Task material:
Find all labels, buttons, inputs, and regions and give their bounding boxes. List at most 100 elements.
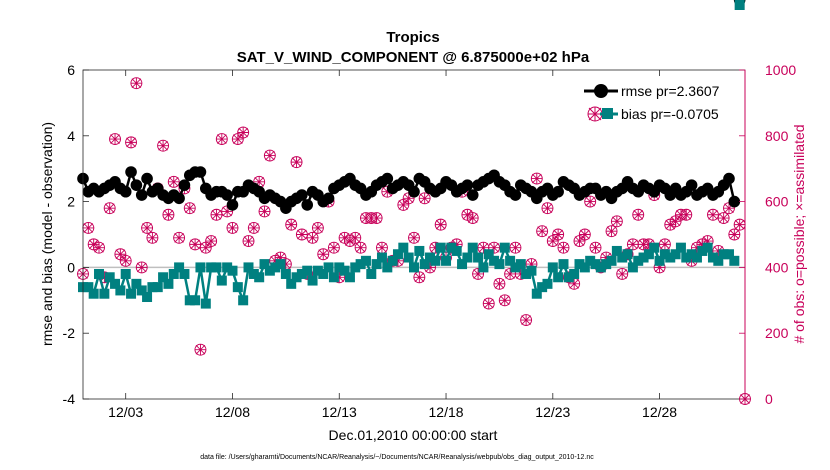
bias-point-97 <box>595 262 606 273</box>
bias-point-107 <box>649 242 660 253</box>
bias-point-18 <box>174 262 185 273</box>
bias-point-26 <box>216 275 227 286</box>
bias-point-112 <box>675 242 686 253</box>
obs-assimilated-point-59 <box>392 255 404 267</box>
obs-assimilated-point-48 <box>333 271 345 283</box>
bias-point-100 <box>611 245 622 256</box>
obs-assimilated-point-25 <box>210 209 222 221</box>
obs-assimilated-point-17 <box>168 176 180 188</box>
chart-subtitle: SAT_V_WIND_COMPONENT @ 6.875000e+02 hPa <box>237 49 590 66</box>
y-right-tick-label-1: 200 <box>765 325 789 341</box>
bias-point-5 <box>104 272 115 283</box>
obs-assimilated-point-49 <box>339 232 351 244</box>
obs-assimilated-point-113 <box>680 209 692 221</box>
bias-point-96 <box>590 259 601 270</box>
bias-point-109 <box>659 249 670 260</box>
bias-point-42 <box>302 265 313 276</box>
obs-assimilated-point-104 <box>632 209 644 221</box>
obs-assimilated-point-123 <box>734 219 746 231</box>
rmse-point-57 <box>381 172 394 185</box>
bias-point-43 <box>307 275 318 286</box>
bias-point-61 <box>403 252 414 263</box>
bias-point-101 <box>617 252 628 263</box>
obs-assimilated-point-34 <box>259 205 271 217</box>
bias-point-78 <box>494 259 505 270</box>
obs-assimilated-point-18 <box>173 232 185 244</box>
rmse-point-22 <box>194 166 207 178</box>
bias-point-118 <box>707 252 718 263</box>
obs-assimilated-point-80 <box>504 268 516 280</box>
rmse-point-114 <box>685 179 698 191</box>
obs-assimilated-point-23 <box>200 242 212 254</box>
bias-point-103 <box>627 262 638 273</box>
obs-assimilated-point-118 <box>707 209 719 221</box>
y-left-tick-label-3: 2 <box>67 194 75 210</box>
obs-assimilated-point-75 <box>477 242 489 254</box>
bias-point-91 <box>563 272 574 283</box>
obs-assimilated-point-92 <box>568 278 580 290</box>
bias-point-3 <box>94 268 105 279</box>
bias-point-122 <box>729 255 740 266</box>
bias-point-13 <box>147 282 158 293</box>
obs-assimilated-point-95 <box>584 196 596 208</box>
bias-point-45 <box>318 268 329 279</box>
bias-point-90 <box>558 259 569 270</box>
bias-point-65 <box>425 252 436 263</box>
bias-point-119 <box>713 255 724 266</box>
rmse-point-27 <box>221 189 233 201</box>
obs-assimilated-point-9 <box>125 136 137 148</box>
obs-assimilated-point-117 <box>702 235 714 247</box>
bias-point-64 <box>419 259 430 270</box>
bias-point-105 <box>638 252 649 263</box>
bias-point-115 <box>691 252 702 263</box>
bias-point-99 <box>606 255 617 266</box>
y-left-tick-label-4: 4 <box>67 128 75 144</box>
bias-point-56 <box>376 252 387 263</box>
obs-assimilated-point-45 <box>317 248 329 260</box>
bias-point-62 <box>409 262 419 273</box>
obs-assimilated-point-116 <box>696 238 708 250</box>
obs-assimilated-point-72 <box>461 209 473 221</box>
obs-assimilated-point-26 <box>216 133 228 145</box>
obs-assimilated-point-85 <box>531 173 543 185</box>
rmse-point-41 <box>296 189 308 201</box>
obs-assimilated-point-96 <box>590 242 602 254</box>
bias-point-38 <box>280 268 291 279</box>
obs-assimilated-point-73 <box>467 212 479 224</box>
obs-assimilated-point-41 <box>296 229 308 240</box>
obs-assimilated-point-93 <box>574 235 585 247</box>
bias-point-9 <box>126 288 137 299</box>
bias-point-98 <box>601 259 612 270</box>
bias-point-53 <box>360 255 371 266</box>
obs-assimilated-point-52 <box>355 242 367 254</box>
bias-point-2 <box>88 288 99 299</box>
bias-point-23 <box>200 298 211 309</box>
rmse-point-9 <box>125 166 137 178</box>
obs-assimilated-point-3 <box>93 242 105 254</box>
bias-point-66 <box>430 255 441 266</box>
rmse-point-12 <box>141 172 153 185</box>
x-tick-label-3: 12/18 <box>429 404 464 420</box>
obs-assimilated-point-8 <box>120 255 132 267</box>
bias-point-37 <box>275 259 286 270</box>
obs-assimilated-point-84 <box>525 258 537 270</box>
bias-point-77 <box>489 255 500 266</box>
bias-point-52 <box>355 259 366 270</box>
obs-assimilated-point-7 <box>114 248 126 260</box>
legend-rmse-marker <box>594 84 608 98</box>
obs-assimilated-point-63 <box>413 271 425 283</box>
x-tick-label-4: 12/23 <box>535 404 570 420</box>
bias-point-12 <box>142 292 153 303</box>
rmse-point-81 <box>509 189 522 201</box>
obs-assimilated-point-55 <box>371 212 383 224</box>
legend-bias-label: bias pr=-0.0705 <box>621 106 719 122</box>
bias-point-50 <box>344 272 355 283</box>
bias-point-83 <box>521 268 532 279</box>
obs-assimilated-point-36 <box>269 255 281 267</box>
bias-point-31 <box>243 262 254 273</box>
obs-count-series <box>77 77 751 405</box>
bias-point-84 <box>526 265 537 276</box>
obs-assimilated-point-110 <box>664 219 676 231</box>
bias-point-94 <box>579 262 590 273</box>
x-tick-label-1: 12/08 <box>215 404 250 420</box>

...

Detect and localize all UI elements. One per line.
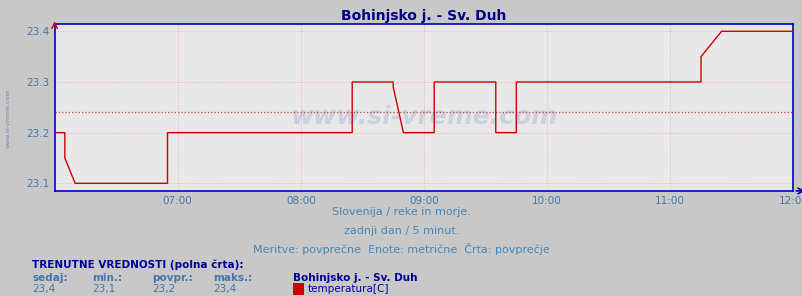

Exercise: Retype the part of the records that opens with the line containing "Find all labels, buttons, inputs, and" and closes with the line containing "bias-point-26 <box>216 275 227 286</box>", including both of those lines. Leave the pictures out of your answer.

Result:
Find all labels, buttons, inputs, and regions and give their bounding boxes. List at most 100 elements.
bias-point-97 <box>595 262 606 273</box>
bias-point-107 <box>649 242 660 253</box>
bias-point-18 <box>174 262 185 273</box>
bias-point-26 <box>216 275 227 286</box>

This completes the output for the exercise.